GOAL:
Find the lines holding the string "Камергеръ" in the data, then copy all of them.
** Start GIVEN RECORDS **
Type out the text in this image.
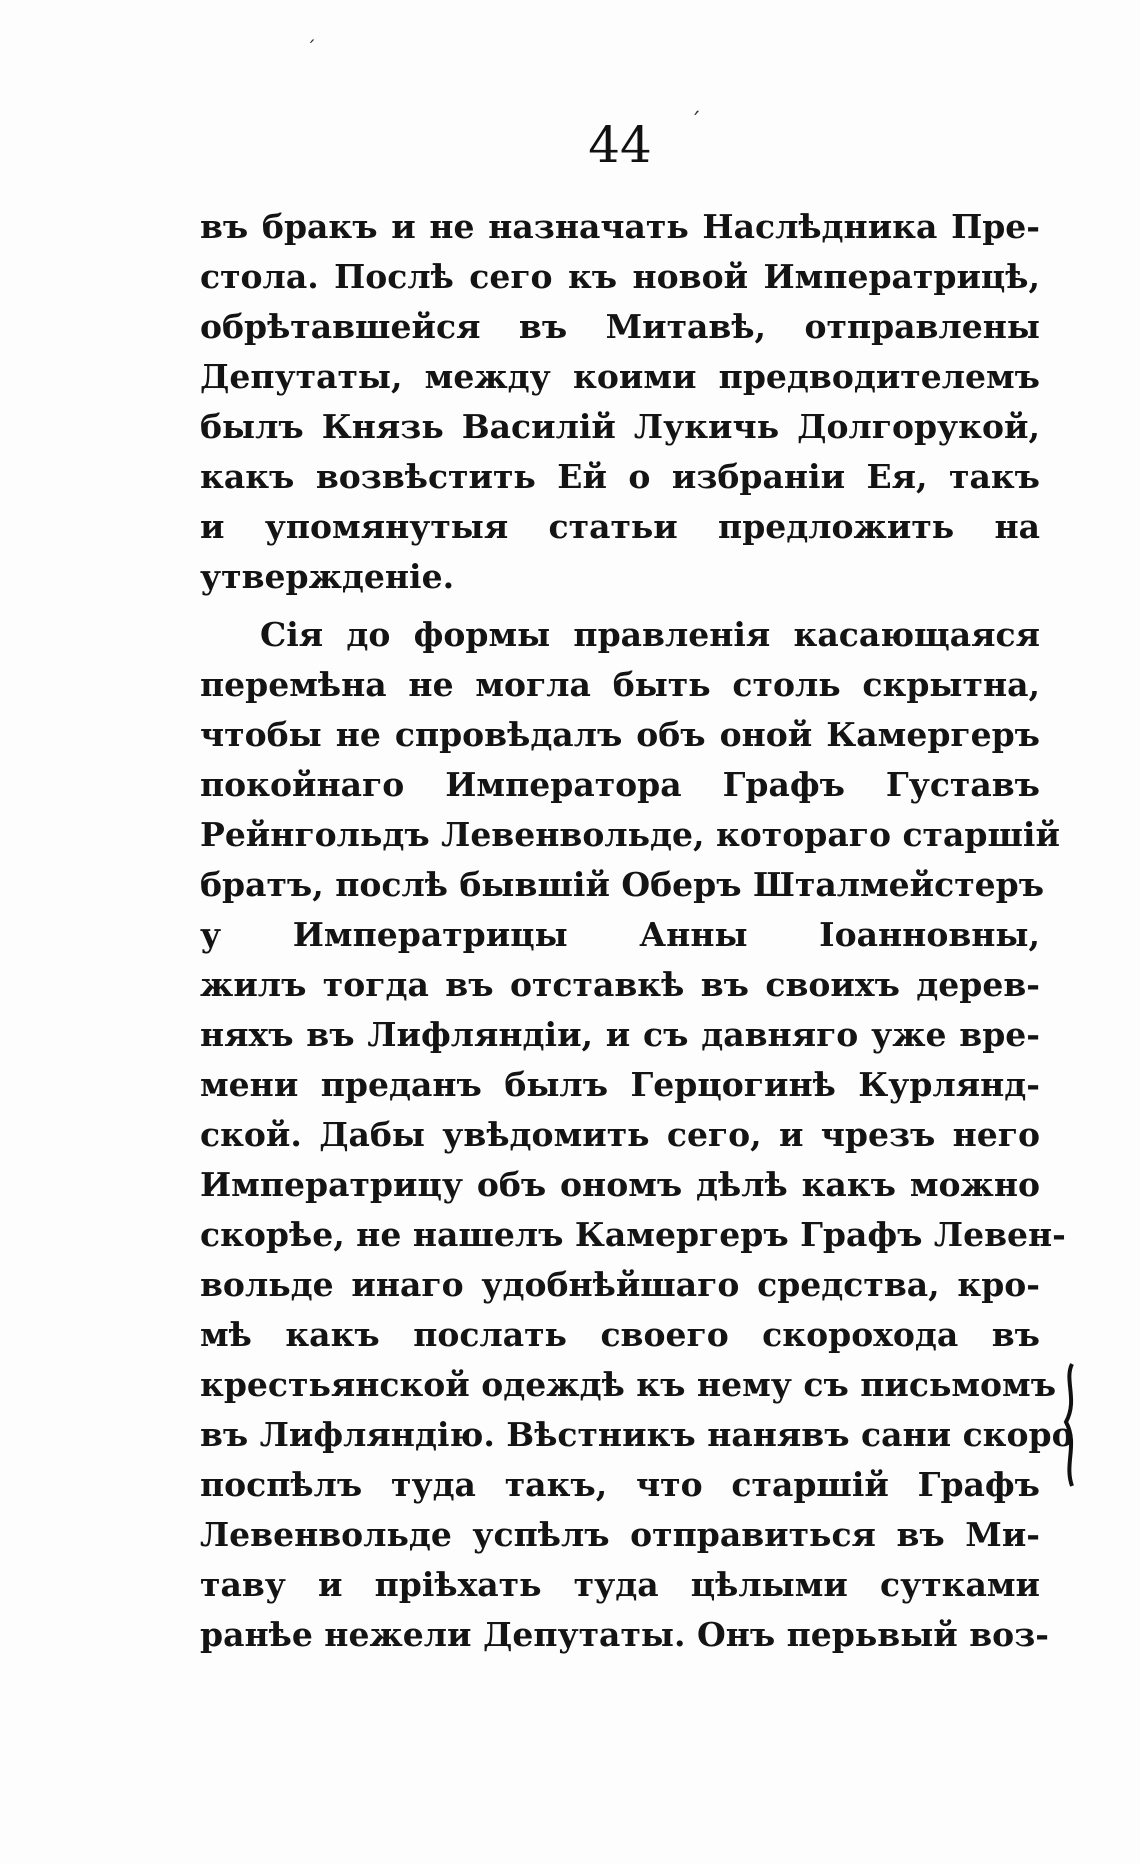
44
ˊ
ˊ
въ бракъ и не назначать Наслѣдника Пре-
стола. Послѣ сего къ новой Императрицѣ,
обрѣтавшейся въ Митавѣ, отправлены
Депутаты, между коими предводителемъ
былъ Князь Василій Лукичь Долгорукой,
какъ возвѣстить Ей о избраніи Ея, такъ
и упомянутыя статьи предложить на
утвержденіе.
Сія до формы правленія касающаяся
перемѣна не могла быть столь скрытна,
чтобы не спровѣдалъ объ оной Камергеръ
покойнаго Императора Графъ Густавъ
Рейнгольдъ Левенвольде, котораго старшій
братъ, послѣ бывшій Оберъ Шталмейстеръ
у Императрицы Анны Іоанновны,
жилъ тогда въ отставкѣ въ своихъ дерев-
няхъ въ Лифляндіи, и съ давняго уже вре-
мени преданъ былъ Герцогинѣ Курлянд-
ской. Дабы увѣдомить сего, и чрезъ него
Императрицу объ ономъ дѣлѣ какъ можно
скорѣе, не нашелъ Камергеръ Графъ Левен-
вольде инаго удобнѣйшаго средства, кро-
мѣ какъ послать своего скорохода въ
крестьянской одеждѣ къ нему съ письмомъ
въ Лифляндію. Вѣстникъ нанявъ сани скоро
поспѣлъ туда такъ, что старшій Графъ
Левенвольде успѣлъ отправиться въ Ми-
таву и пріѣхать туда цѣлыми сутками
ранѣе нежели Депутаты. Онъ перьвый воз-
** End GIVEN RECORDS **
RESULT OF THE TASK:
чтобы не спровѣдалъ объ оной Камергеръ
скорѣе, не нашелъ Камергеръ Графъ Левен-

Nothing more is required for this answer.